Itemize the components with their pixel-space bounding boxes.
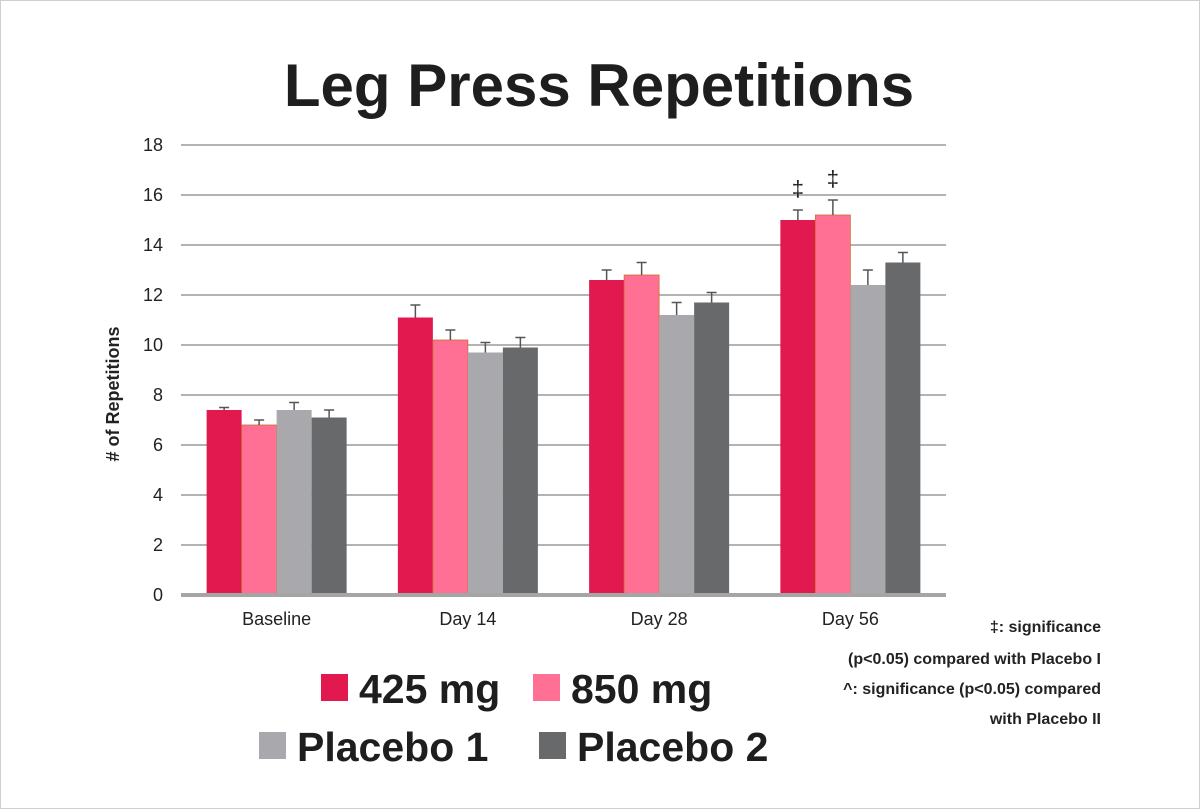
x-axis-categories: Baseline Day 14 Day 28 Day 56 [242, 609, 879, 629]
legend-label: 850 mg [571, 666, 712, 712]
y-tick-label: 10 [143, 335, 163, 355]
x-tick-label: Day 28 [631, 609, 688, 629]
bar [589, 280, 625, 595]
x-tick-label: Baseline [242, 609, 311, 629]
note-line: ^: significance (p<0.05) compared [843, 681, 1101, 698]
bar [623, 274, 660, 596]
bar [850, 285, 886, 595]
note-line: with Placebo II [989, 711, 1101, 728]
y-tick-label: 8 [153, 385, 163, 405]
bar [780, 220, 816, 595]
bar [276, 410, 312, 595]
y-tick-label: 18 [143, 135, 163, 155]
significance-notes: ‡: significance (p<0.05) compared with Pl… [843, 619, 1101, 728]
bar [885, 262, 921, 595]
bar [467, 352, 503, 595]
chart-title: Leg Press Repetitions [284, 52, 914, 119]
y-axis-label: # of Repetitions [103, 326, 123, 461]
legend-item: 850 mg [533, 666, 712, 712]
error-bars [219, 199, 908, 425]
y-tick-label: 2 [153, 535, 163, 555]
legend-item: 425 mg [321, 666, 500, 712]
significance-marker: ‡ [792, 176, 804, 201]
legend-swatch [259, 732, 286, 759]
y-tick-label: 6 [153, 435, 163, 455]
bar [502, 347, 538, 595]
x-tick-label: Day 56 [822, 609, 879, 629]
legend-label: 425 mg [359, 666, 500, 712]
bar [659, 315, 695, 595]
significance-marker: ‡ [827, 166, 839, 191]
bar [206, 410, 242, 595]
legend-swatch [533, 674, 560, 701]
y-tick-label: 4 [153, 485, 163, 505]
bar [311, 417, 347, 595]
y-axis-ticks: 0 2 4 6 8 10 12 14 16 18 [143, 135, 163, 605]
bar [694, 302, 730, 595]
legend: 425 mg 850 mg Placebo 1 Placebo 2 [259, 666, 768, 770]
y-tick-label: 14 [143, 235, 163, 255]
legend-item: Placebo 2 [539, 724, 768, 770]
y-tick-label: 0 [153, 585, 163, 605]
x-tick-label: Day 14 [439, 609, 496, 629]
bar [241, 424, 278, 596]
legend-swatch [321, 674, 348, 701]
legend-swatch [539, 732, 566, 759]
legend-item: Placebo 1 [259, 724, 488, 770]
y-tick-label: 12 [143, 285, 163, 305]
note-line: ‡: significance [990, 619, 1101, 636]
legend-label: Placebo 1 [297, 724, 488, 770]
bar [397, 317, 433, 595]
legend-label: Placebo 2 [577, 724, 768, 770]
bars [206, 214, 921, 596]
significance-markers: ‡ ‡ [792, 166, 839, 201]
bar [814, 214, 851, 596]
y-tick-label: 16 [143, 185, 163, 205]
note-line: (p<0.05) compared with Placebo I [848, 651, 1101, 668]
bar [432, 339, 469, 596]
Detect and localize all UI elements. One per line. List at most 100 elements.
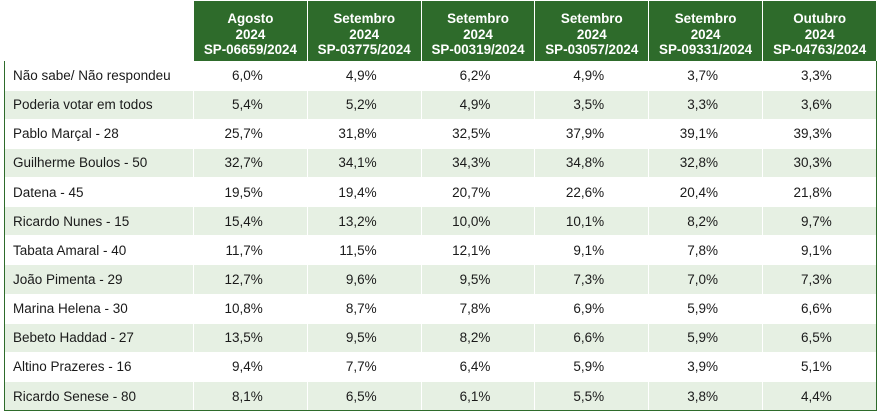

INSTRUCTIONS TO FOLLOW. Print the lines in the records between the line containing "x-axis-categories: Baseline Day" and the line containing "x-tick-label: Baseline [242, 609, 311, 629]", inclusive, reproducing each one exactly.

THE ANSWER.
x-axis-categories: Baseline Day 14 Day 28 Day 56 [242, 609, 879, 629]
legend-label: 850 mg [571, 666, 712, 712]
y-tick-label: 10 [143, 335, 163, 355]
x-tick-label: Day 28 [631, 609, 688, 629]
bar [589, 280, 625, 595]
x-tick-label: Baseline [242, 609, 311, 629]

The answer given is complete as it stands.